+++ Raw data +++

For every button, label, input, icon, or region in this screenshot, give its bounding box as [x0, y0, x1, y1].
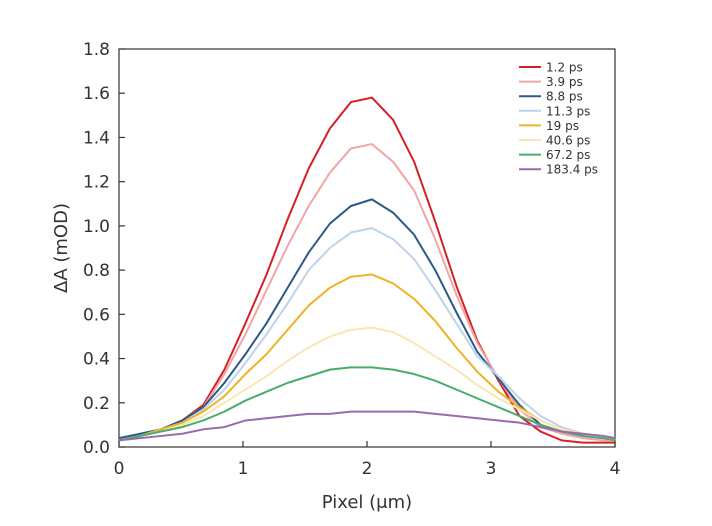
y-tick-label: 1.2: [83, 173, 110, 193]
legend-label-4: 19 ps: [546, 119, 579, 133]
legend-label-0: 1.2 ps: [546, 61, 583, 75]
y-tick-label: 1.6: [83, 84, 110, 104]
series-line-0: [118, 96, 615, 444]
y-axis-title: ΔA (mOD): [51, 203, 72, 293]
y-tick-label: 1.8: [83, 40, 110, 60]
legend-label-7: 183.4 ps: [546, 163, 598, 177]
y-tick-label: 0.0: [83, 438, 110, 458]
plot-frame: [118, 48, 616, 448]
series-line-7: [118, 410, 616, 442]
y-tick-label: 0.8: [83, 261, 110, 281]
y-tick-label: 0.2: [83, 394, 110, 414]
x-tick-label: 3: [486, 459, 497, 479]
series-line-5: [118, 326, 616, 442]
x-axis-title: Pixel (μm): [322, 492, 412, 513]
legend-label-5: 40.6 ps: [546, 134, 590, 148]
series-line-2: [118, 198, 616, 442]
y-tick-label: 1.4: [83, 128, 110, 148]
series-line-1: [118, 143, 615, 442]
x-tick-label: 1: [238, 459, 249, 479]
x-tick-label: 2: [362, 459, 373, 479]
legend-label-3: 11.3 ps: [546, 104, 590, 118]
series-layer: [118, 96, 616, 444]
legend-label-1: 3.9 ps: [546, 75, 583, 89]
y-tick-label: 0.6: [83, 305, 110, 325]
x-tick-label: 0: [114, 459, 125, 479]
y-tick-label: 1.0: [83, 217, 110, 237]
x-tick-label: 4: [610, 459, 621, 479]
ticks-layer: 0 1 2 3 4 0.0 0.2 0.4 0.6 0.8 1.0 1.2 1.4 1.6 1.8: [83, 40, 620, 479]
legend-label-6: 67.2 ps: [546, 148, 590, 162]
series-line-6: [118, 366, 616, 442]
y-tick-label: 0.4: [83, 350, 110, 370]
legend-label-2: 8.8 ps: [546, 90, 583, 104]
series-line-3: [118, 227, 616, 442]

+++

Aim » Render the data above as a Markdown table with the columns Row and Entry, numbering each non-blank line in sequence. Leave out blank lines and pictures.

Result of this task »
| Row | Entry |
|---|---|
| 1 | For every button, label, input, icon, or region in this screenshot, give its bounding box as [x0, y0, x1, y1]. |
| 2 | y-tick-label: 1.2: [83, 173, 110, 193] |
| 3 | legend-label-4: 19 ps: [546, 119, 579, 133] |
| 4 | legend-label-0: 1.2 ps: [546, 61, 583, 75] |
| 5 | y-tick-label: 1.6: [83, 84, 110, 104] |
| 6 | series-line-0: [118, 96, 615, 444] |
| 7 | y-axis-title: ΔA (mOD): [51, 203, 72, 293] |
| 8 | y-tick-label: 1.8: [83, 40, 110, 60] |
| 9 | legend-label-7: 183.4 ps: [546, 163, 598, 177] |
| 10 | y-tick-label: 0.0: [83, 438, 110, 458] |
| 11 | plot-frame: [118, 48, 616, 448] |
| 12 | series-line-7: [118, 410, 616, 442] |
| 13 | y-tick-label: 0.8: [83, 261, 110, 281] |
| 14 | y-tick-label: 0.2: [83, 394, 110, 414] |
| 15 | x-tick-label: 3: [486, 459, 497, 479] |
| 16 | series-line-5: [118, 326, 616, 442] |
| 17 | x-axis-title: Pixel (μm): [322, 492, 412, 513] |
| 18 | legend-label-5: 40.6 ps: [546, 134, 590, 148] |
| 19 | series-line-2: [118, 198, 616, 442] |
| 20 | y-tick-label: 1.4: [83, 128, 110, 148] |
| 21 | series-line-1: [118, 143, 615, 442] |
| 22 | x-tick-label: 1: [238, 459, 249, 479] |
| 23 | x-tick-label: 2: [362, 459, 373, 479] |
| 24 | legend-label-3: 11.3 ps: [546, 104, 590, 118] |
| 25 | series-layer: [118, 96, 616, 444] |
| 26 | legend-label-1: 3.9 ps: [546, 75, 583, 89] |
| 27 | y-tick-label: 0.6: [83, 305, 110, 325] |
| 28 | x-tick-label: 0: [114, 459, 125, 479] |
| 29 | y-tick-label: 1.0: [83, 217, 110, 237] |
| 30 | x-tick-label: 4: [610, 459, 621, 479] |
| 31 | ticks-layer: 0 1 2 3 4 0.0 0.2 0.4 0.6 0.8 1.0 1.2 1.4 1.6 1.8: [83, 40, 620, 479] |
| 32 | legend-label-6: 67.2 ps: [546, 148, 590, 162] |
| 33 | series-line-6: [118, 366, 616, 442] |
| 34 | y-tick-label: 0.4: [83, 350, 110, 370] |
| 35 | legend-label-2: 8.8 ps: [546, 90, 583, 104] |
| 36 | series-line-3: [118, 227, 616, 442] |